═════ Records to process ═════
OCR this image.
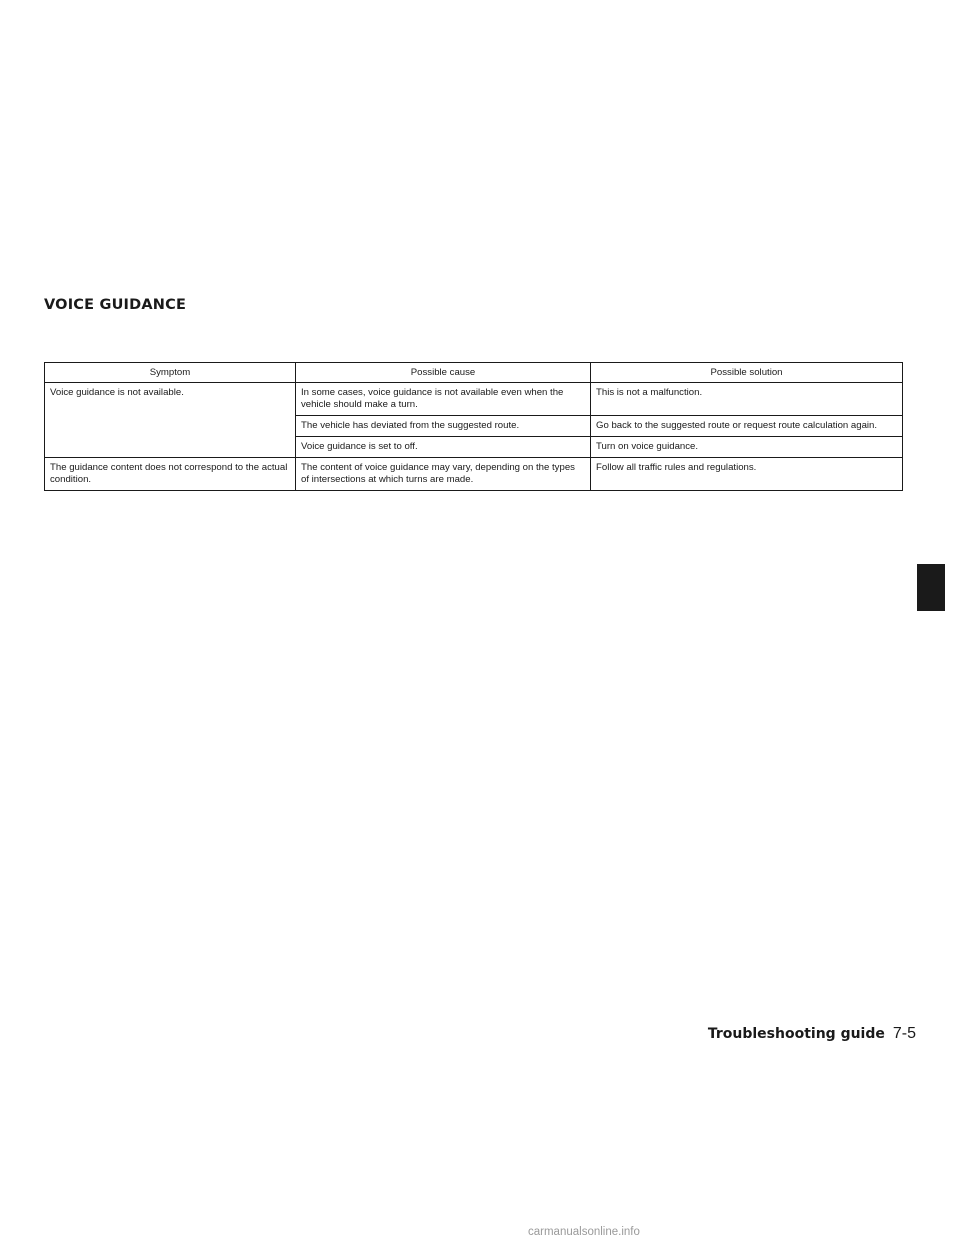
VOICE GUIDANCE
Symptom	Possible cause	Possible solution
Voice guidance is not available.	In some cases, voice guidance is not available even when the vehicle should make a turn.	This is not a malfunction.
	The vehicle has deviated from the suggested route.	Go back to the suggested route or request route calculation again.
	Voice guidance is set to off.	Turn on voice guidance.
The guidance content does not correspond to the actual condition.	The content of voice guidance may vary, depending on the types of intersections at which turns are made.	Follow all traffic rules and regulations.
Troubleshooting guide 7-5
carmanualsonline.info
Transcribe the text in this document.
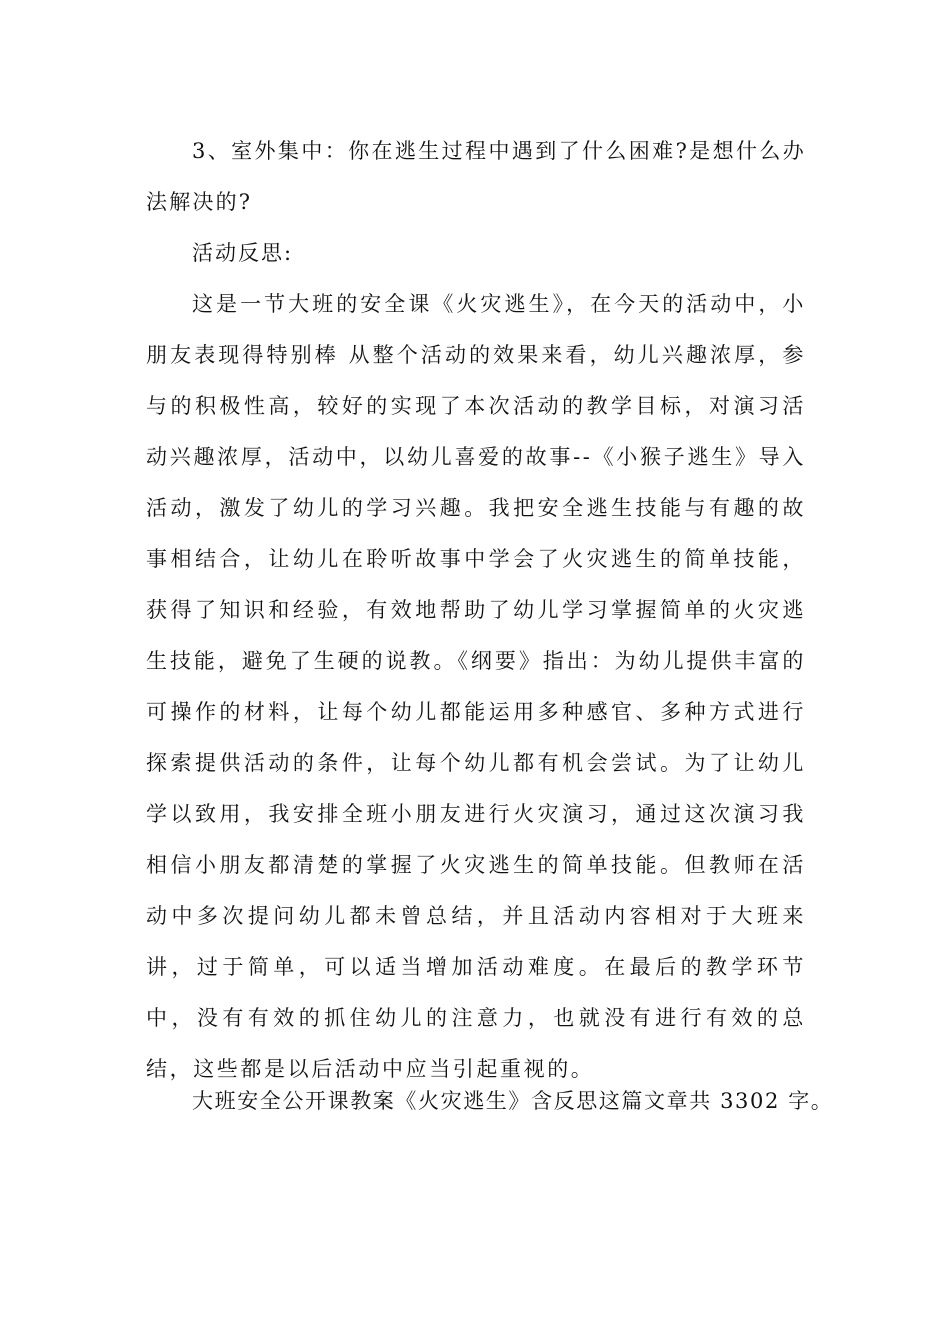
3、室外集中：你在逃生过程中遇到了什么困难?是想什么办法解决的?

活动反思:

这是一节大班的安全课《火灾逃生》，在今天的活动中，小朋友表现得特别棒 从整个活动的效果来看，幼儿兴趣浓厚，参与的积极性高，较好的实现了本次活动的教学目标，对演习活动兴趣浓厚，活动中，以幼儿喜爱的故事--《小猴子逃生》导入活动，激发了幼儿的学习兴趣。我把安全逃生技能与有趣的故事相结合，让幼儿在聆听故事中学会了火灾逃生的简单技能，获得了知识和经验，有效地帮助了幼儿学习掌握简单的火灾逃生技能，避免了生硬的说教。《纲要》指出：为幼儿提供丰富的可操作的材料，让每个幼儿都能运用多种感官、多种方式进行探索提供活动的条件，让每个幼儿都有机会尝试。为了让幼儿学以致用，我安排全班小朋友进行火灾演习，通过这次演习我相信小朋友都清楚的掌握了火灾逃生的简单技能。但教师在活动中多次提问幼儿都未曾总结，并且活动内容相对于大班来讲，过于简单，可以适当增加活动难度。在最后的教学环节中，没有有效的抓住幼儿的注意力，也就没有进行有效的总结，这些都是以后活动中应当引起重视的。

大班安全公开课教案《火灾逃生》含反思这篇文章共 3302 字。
═════
▸ **What the task asks**
Reply with the number of lines in the material above that contain "vehicle", and nothing more.

▸ **Complete output**
2